## [Exercise goal]
Copy every item below line for line, without changing anything.

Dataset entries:
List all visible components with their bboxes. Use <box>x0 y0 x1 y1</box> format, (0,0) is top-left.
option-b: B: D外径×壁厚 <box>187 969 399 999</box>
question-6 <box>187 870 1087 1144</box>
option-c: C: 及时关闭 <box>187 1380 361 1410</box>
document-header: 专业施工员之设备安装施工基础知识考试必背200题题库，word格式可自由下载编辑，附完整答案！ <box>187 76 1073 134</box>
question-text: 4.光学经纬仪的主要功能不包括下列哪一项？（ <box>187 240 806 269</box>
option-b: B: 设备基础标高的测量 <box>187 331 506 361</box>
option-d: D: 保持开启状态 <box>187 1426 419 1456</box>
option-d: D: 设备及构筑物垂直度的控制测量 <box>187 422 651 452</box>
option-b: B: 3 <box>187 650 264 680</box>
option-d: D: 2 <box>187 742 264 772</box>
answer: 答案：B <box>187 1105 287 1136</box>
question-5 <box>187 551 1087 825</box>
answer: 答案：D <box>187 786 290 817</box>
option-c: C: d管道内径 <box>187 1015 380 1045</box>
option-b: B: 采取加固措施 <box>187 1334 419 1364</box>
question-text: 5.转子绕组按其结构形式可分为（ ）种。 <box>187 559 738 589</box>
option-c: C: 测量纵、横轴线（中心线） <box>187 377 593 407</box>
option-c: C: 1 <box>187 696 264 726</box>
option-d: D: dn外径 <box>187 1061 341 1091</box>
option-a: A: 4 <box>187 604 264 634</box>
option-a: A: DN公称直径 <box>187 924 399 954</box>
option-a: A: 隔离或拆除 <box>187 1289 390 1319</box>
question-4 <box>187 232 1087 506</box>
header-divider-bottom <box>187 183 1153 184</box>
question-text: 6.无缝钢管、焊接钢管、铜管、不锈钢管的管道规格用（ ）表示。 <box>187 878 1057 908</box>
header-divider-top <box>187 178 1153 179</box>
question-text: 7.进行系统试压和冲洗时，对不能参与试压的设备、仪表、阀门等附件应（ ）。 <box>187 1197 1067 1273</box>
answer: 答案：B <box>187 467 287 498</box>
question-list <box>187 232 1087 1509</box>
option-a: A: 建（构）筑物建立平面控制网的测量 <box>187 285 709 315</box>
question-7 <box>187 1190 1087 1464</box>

## [Exercise answer]
List all visible components with their bboxes. Use <box>x0 y0 x1 y1</box> format, (0,0) is top-left.
option-b: B: D外径×壁厚 <box>187 969 399 999</box>
question-6 <box>187 870 1087 1144</box>
option-c: C: 及时关闭 <box>187 1380 361 1410</box>
document-header: 专业施工员之设备安装施工基础知识考试必背200题题库，word格式可自由下载编辑，附完整答案！ <box>187 76 1073 134</box>
question-text: 4.光学经纬仪的主要功能不包括下列哪一项？（ <box>187 240 806 269</box>
option-b: B: 设备基础标高的测量 <box>187 331 506 361</box>
option-d: D: 保持开启状态 <box>187 1426 419 1456</box>
option-d: D: 设备及构筑物垂直度的控制测量 <box>187 422 651 452</box>
option-b: B: 3 <box>187 650 264 680</box>
option-d: D: 2 <box>187 742 264 772</box>
answer: 答案：B <box>187 1105 287 1136</box>
question-5 <box>187 551 1087 825</box>
answer: 答案：D <box>187 786 290 817</box>
option-c: C: d管道内径 <box>187 1015 380 1045</box>
option-b: B: 采取加固措施 <box>187 1334 419 1364</box>
question-text: 5.转子绕组按其结构形式可分为（ ）种。 <box>187 559 738 589</box>
option-c: C: 测量纵、横轴线（中心线） <box>187 377 593 407</box>
option-c: C: 1 <box>187 696 264 726</box>
option-d: D: dn外径 <box>187 1061 341 1091</box>
option-a: A: 4 <box>187 604 264 634</box>
option-a: A: DN公称直径 <box>187 924 399 954</box>
option-a: A: 隔离或拆除 <box>187 1289 390 1319</box>
question-4 <box>187 232 1087 506</box>
header-divider-bottom <box>187 183 1153 184</box>
question-text: 6.无缝钢管、焊接钢管、铜管、不锈钢管的管道规格用（ ）表示。 <box>187 878 1057 908</box>
header-divider-top <box>187 178 1153 179</box>
question-text: 7.进行系统试压和冲洗时，对不能参与试压的设备、仪表、阀门等附件应（ ）。 <box>187 1197 1067 1273</box>
answer: 答案：B <box>187 467 287 498</box>
question-list <box>187 232 1087 1509</box>
option-a: A: 建（构）筑物建立平面控制网的测量 <box>187 285 709 315</box>
question-7 <box>187 1190 1087 1464</box>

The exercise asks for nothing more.